Records
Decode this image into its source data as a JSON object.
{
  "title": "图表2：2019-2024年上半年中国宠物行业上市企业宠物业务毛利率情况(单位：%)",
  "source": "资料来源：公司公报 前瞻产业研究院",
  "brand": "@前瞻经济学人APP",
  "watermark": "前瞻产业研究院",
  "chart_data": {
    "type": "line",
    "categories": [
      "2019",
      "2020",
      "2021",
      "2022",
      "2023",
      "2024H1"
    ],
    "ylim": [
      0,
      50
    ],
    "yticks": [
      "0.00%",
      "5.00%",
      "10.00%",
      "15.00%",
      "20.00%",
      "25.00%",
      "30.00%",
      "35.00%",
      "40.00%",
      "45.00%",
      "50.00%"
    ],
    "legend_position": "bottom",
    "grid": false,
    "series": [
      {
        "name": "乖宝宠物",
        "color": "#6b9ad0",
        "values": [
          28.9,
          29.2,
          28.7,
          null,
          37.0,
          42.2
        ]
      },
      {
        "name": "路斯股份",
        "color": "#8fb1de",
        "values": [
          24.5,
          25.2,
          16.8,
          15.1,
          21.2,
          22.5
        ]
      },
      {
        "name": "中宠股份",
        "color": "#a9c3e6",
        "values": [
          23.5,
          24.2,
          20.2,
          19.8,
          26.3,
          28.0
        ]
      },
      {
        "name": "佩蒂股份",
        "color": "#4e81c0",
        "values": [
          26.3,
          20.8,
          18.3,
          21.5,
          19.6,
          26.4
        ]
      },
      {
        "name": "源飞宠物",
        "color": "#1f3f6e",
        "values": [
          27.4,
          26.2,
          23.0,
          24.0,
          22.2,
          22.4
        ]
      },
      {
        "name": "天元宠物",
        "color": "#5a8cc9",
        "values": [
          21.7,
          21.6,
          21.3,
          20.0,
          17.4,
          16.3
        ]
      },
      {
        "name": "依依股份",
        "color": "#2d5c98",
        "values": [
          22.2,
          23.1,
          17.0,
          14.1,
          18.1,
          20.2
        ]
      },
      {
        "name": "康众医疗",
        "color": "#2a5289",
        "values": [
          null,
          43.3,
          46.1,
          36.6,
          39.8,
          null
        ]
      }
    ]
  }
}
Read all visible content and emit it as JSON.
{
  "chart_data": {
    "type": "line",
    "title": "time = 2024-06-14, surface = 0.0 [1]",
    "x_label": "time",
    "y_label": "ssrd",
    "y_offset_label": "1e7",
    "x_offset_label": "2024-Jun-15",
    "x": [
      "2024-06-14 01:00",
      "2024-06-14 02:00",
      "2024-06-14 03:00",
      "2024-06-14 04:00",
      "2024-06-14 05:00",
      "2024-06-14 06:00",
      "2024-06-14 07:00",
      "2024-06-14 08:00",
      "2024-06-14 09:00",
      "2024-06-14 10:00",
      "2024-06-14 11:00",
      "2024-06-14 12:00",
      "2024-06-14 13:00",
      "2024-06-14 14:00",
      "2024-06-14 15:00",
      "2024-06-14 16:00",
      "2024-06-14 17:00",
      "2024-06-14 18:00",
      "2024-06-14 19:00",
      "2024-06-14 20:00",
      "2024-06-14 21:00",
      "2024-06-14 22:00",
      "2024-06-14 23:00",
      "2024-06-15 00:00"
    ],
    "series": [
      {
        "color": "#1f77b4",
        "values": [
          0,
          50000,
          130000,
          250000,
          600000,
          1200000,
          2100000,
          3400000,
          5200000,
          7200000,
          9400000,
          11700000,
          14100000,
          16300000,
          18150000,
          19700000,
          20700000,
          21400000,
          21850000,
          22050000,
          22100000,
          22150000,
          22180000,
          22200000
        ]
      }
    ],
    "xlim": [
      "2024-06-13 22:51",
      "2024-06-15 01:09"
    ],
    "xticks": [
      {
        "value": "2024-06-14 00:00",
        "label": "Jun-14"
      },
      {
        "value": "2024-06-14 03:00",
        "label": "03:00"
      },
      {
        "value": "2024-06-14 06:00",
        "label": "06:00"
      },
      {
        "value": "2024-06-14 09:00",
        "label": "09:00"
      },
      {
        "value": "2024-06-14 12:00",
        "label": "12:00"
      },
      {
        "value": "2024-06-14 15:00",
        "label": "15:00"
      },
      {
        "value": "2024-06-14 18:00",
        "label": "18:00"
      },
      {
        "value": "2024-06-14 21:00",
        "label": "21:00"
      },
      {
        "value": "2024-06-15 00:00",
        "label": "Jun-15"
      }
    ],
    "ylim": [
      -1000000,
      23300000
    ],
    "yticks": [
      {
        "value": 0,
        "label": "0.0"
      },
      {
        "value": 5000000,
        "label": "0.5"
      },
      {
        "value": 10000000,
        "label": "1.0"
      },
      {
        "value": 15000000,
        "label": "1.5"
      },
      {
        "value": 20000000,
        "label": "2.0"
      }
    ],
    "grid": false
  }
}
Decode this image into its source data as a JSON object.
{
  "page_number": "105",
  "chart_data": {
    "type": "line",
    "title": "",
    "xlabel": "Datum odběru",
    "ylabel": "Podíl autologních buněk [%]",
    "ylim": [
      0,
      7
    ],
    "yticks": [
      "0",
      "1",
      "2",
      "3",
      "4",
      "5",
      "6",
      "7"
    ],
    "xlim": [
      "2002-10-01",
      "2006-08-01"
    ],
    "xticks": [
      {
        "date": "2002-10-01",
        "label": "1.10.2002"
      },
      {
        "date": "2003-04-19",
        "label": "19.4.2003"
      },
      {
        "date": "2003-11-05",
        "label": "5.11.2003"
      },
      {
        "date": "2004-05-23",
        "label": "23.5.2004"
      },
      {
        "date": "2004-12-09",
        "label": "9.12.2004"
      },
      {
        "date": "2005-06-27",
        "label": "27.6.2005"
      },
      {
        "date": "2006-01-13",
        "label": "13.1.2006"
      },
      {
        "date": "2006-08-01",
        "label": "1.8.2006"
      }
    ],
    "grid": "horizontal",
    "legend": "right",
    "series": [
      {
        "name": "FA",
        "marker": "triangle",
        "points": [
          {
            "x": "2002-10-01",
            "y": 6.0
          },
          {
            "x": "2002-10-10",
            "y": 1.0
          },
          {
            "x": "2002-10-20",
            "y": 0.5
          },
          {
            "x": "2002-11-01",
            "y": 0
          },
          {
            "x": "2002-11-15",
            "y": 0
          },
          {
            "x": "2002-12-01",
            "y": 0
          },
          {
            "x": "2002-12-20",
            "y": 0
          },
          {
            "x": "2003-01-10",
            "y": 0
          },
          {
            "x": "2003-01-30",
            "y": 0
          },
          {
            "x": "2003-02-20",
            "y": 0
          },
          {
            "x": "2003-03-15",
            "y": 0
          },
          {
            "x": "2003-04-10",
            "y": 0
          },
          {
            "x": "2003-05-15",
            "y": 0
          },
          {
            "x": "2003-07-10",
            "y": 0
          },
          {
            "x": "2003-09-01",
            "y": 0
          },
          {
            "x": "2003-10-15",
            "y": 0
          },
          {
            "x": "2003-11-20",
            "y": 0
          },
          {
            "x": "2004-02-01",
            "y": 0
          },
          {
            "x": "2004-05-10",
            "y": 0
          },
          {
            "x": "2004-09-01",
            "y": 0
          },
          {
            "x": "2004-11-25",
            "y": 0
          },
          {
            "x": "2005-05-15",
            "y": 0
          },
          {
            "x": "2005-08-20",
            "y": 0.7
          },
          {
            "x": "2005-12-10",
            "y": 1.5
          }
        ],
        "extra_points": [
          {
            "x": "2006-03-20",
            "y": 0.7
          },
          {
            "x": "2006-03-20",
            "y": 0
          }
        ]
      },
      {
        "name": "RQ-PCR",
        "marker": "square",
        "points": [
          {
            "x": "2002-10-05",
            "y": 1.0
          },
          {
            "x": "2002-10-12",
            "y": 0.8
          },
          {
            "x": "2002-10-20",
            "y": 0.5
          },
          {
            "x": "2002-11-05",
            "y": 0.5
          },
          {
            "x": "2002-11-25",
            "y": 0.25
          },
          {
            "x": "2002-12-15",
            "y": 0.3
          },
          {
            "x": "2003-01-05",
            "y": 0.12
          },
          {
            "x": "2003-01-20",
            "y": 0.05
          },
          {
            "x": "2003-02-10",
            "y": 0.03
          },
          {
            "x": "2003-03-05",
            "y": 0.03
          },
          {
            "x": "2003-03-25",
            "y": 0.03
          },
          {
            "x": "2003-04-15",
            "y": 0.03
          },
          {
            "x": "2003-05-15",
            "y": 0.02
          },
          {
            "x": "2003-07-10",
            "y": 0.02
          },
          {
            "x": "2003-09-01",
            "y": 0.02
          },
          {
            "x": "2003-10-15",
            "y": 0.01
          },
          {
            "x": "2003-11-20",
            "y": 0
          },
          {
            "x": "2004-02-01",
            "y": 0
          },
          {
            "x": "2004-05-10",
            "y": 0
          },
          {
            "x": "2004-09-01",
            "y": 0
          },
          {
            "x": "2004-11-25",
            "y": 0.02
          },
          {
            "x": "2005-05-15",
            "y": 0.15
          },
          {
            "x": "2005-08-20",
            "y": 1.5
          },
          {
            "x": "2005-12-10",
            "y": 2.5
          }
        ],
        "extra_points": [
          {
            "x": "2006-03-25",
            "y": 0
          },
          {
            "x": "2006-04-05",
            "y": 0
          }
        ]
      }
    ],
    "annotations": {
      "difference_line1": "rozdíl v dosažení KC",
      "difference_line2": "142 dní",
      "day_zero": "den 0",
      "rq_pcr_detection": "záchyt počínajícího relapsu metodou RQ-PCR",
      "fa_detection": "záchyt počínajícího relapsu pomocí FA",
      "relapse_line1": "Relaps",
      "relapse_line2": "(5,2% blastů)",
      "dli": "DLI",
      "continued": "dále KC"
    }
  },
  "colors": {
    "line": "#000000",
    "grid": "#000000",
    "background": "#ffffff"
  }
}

◆ **Short exercise**
Your answer should be a single number: the count of lines in the material above that contain "前瞻产业研究院".

◆ **Task solution**
2